DOCUMENT.
# Urbansim Buildings Processing

### TODO

Once AWS access is restored:

- Re-run Update_urbansim_buildings_county.ipynb
    - Select distinct -> drop duplicates in urbansim_buildings tables
    
### Verify:

- joinid should be unique to APN

In [None]:
import os
import sys
import pandas as pd


user = os.environ['USER']
sys.path.insert(0, '/Users/{}/Box/DataViz Projects/Utility Code'.format(user))
from utils_io import *

## 1. Get data from Socrata

In [None]:
# buildings_2018
socrata_data_id = 'ahwz-jtst'
df = pull_df_from_socrata(socrata_data_id)

## 2. Inspect duplicates

In [None]:
# lots of duplicates
print(df.shape)  # (3655207, 15)
df.drop_duplicates(inplace=True)
print(df.shape)  # (3120776, 15)
# Duplicate APNs (makes sense since we're using buildings)
print(df['apn'].nunique())  # 2643041

## 3. Subset to data with values for EDA

In [None]:
county_cols = ['assessed_building_value', 'assessed_date', 'building_id',
               'building_sqft', 'building_type', 
               'jurisdiction_cty', 'last_sale_date', 'non_residential_sqft',
               'residential_units', 'tenure', 'year_built']

In [None]:
# subset to data with values
df['missing_cty_input'] = df[county_cols].isnull().all(axis=1)
cty_data = df[df['missing_cty_input'] == False].copy()

## 4. EDA

### Check duplicates

It appears that there are duplicate records for buildings where the duplicate record has no building id.

Solution: Drop null values using building_id column

In [None]:
cty_data.head(10)

Drop null building ids

In [None]:
# # this doesn't work since value is 'nan' not NaN
# cty_data.dropna(subset=['building_id'], inplace=True)

# instead
cty_data = cty_data[cty_data['building_id'] != 'nan']

In [None]:
cty_data.head(10)

Reassess duplicates

In [None]:
print(cty_data.shape)  # (476300, 16)
# still duplicate building ids
print(cty_data['building_id'].nunique())  # 475110

In [None]:
# get target # of buildings
target_num_buildings = cty_data[cty_data['fipco'] == 'CA085']['building_id'].nunique()
target_num_buildings

It looks like the duplicate values are arising from the merge (on APN) of county data and Parcels 2018 data.

Parcels 2018 appears to have APNs for Marin (fipco CA041) and San Francisco (fipco CA075) that match Santa Clara APNs

In [None]:
vcs = cty_data.groupby('building_id').size().sort_values(ascending=False)

A block of data:
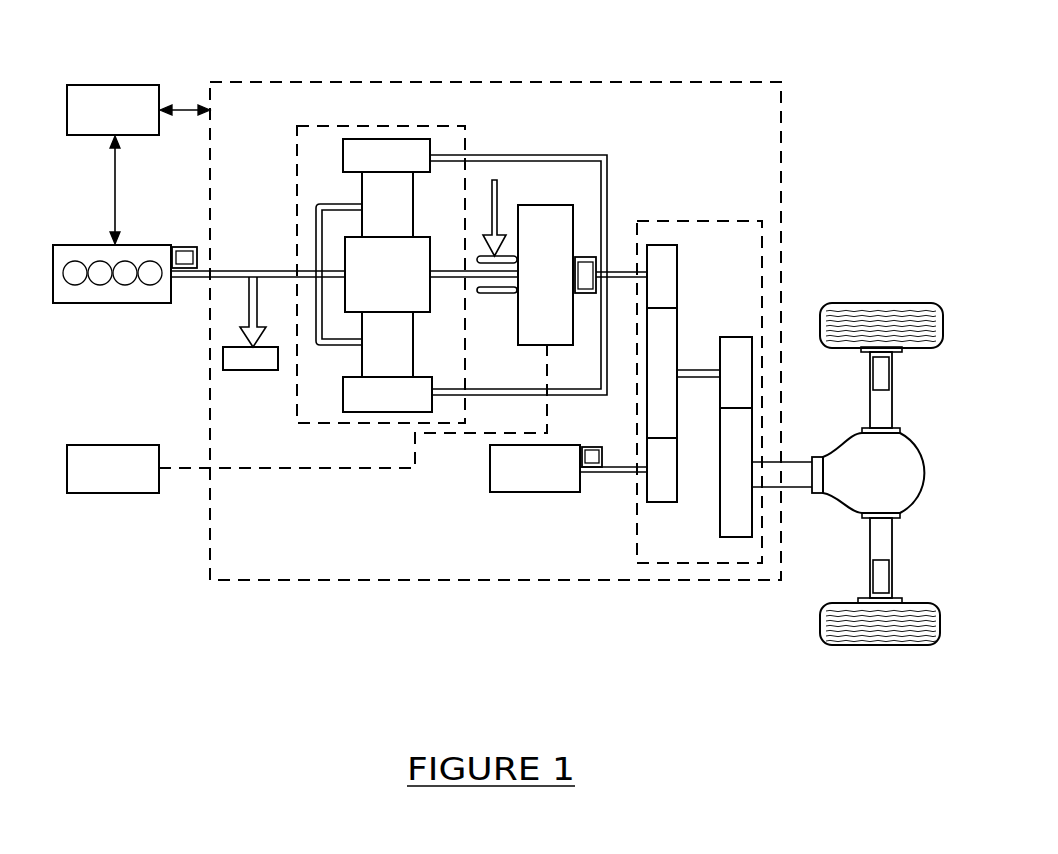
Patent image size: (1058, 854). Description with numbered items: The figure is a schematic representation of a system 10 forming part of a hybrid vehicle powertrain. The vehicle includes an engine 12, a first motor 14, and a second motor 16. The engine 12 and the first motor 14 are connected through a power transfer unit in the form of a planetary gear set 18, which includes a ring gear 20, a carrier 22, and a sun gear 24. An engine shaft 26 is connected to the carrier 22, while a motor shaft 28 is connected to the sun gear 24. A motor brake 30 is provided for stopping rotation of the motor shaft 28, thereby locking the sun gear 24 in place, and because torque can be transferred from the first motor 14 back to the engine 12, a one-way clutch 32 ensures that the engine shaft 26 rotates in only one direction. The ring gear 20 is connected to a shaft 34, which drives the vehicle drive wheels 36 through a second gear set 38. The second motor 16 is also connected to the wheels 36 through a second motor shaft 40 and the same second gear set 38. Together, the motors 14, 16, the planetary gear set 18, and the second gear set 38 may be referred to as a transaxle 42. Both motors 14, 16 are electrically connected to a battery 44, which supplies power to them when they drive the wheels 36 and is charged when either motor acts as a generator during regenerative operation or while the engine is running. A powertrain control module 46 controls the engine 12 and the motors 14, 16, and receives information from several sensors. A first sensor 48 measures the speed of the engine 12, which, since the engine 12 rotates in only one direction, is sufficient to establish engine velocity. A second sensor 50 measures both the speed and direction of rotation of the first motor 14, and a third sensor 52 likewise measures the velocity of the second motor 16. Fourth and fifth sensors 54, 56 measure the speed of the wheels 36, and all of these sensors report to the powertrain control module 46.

The system 10 is at (718, 692).
The engine 12 is at (92, 244).
The first motor 14 is at (585, 256).
The second motor 16 is at (500, 493).
The planetary gear set 18 is at (311, 112).
The ring gear 20 is at (393, 139).
The carrier 22 is at (413, 206).
The sun gear 24 is at (345, 250).
The engine shaft 26 is at (197, 278).
The motor shaft 28 is at (453, 271).
The motor brake 30 is at (555, 205).
The one-way clutch 32 is at (223, 357).
The shaft 34 is at (623, 268).
The second gear set 38 is at (772, 240).
The vehicle drive wheels 36 is at (882, 292).
The second motor shaft 40 is at (625, 476).
The transaxle 42 is at (788, 122).
The battery 44 is at (115, 494).
The powertrain control module 46 is at (115, 84).
The first sensor 48 is at (185, 246).
The second sensor 50 is at (610, 156).
The third sensor 52 is at (603, 456).
The fourth sensor 54 is at (872, 372).
The fifth sensor 56 is at (872, 578).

PROBLEMS AND TASKS.
[a] Rewrite the paragraph of the buildings processing notebook that begins "Parcels 2018 appears to have APNs" as a short list, keeping its main facts.
[b] Reproduce the buildings processing notebook from "# still duplicate" to "cty_data[cty_data['fipco'] == 'CA085']['building_id'].nunique()".
[c] Write what comes next in the buildings processing notebook, starting after its final line.
This data was taken from a separate source.

THE ANSWERS.
[a]
Parcels 2018 appears to have APNs that match Santa Clara APNs for:
- Marin (fipco CA041)
- San Francisco (fipco CA075)

[b]
# still duplicate building ids
print(cty_data['building_id'].nunique())  # 475110

In [None]:
# get target # of buildings
target_num_buildings = cty_data[cty_data['fipco'] == 'CA085']['building_id'].nunique()

[c]
dup_data = cty_data[cty_data['building_id'].isin(vcs[vcs > 1].index)]
dup_data.head()

Now it looks like duplicate values are arising from the same merge, but this time the problem is a many to one joinid:apn relationship.

This is only the case for one APN: 13241104

Solution: select one of the joinids as the correct one (verify with Parcels 2018 which one ought to be chosen)

In [None]:
print(dup_data['fipco'].value_counts())
sc_dups = dup_data[dup_data['fipco'] == 'CA085']

vcs1 = sc_dups.groupby('building_id').size().sort_values(ascending=False)
dup_sc = sc_dups[sc_dups['building_id'].isin(vcs1[vcs1 > 1].index)]
print(dup_sc['apn'].unique())
dup_sc

### Create cleaned version of data

In [None]:
non_dup = cty_data[cty_data['building_id'].isin(vcs[vcs == 1].index)]
sc_nondup = sc_dups[sc_dups['building_id'].isin(vcs1[vcs1 == 1].index)]

buildings = pd.concat([non_dup, sc_nondup, dup_sc.iloc[[0]]])
buildings = buildings[buildings['fipco'] == 'CA085']

In [None]:
buildings = buildings[buildings['fipco'] == 'CA085']
# building id is now unique
assert len(buildings) == target_num_buildings

### Check match with Parcels 2018 data

In [None]:
# without match in Parcels 2018: AL, MI, LI, RE, CO, SM, MO, WA, HO

d = {'SJ': 'San Jose',
     'SC': 'Santa Clara',
     'SU': 'Sunnyvale',
     'PA': 'Palo Alto',
     'MV': 'Mountain View',
     'ST': None,
     'LA': 'Los Altos',
     'AL': None,
     'LH': 'Los Altos Hills',
     'PV': 'Portola Valley',
     'MI': None,
     'CA': 'Campbell',
     'CU': 'Cupertino',
     'LG': 'Los Gatos',
     'SA': 'Saratoga',
     'MS': 'Monte Sereno',
     'LI': None,
     'MH': 'Morgan Hill',
     'RE': None,
     'GI': 'Gilroy',
     'CO': None,
     'SM': None,
     'MO': None,
     'WA': None,
     'HO': None}

In [None]:
missing_jurisdict = list(set(buildings['jurisdict'].unique()).difference(set(d.values())))
missing_jurisdict

In [None]:
for j in missing_jurisdict:
    print(j, '\n')
    print(buildings[buildings['jurisdict'] == j]['jurisdiction_cty'].value_counts())
    print('\n')

In [None]:
buildings['juris_compare'] = buildings['jurisdiction_cty'] + ' ' + buildings['jurisdict']
buildings['juris_compare'].value_counts()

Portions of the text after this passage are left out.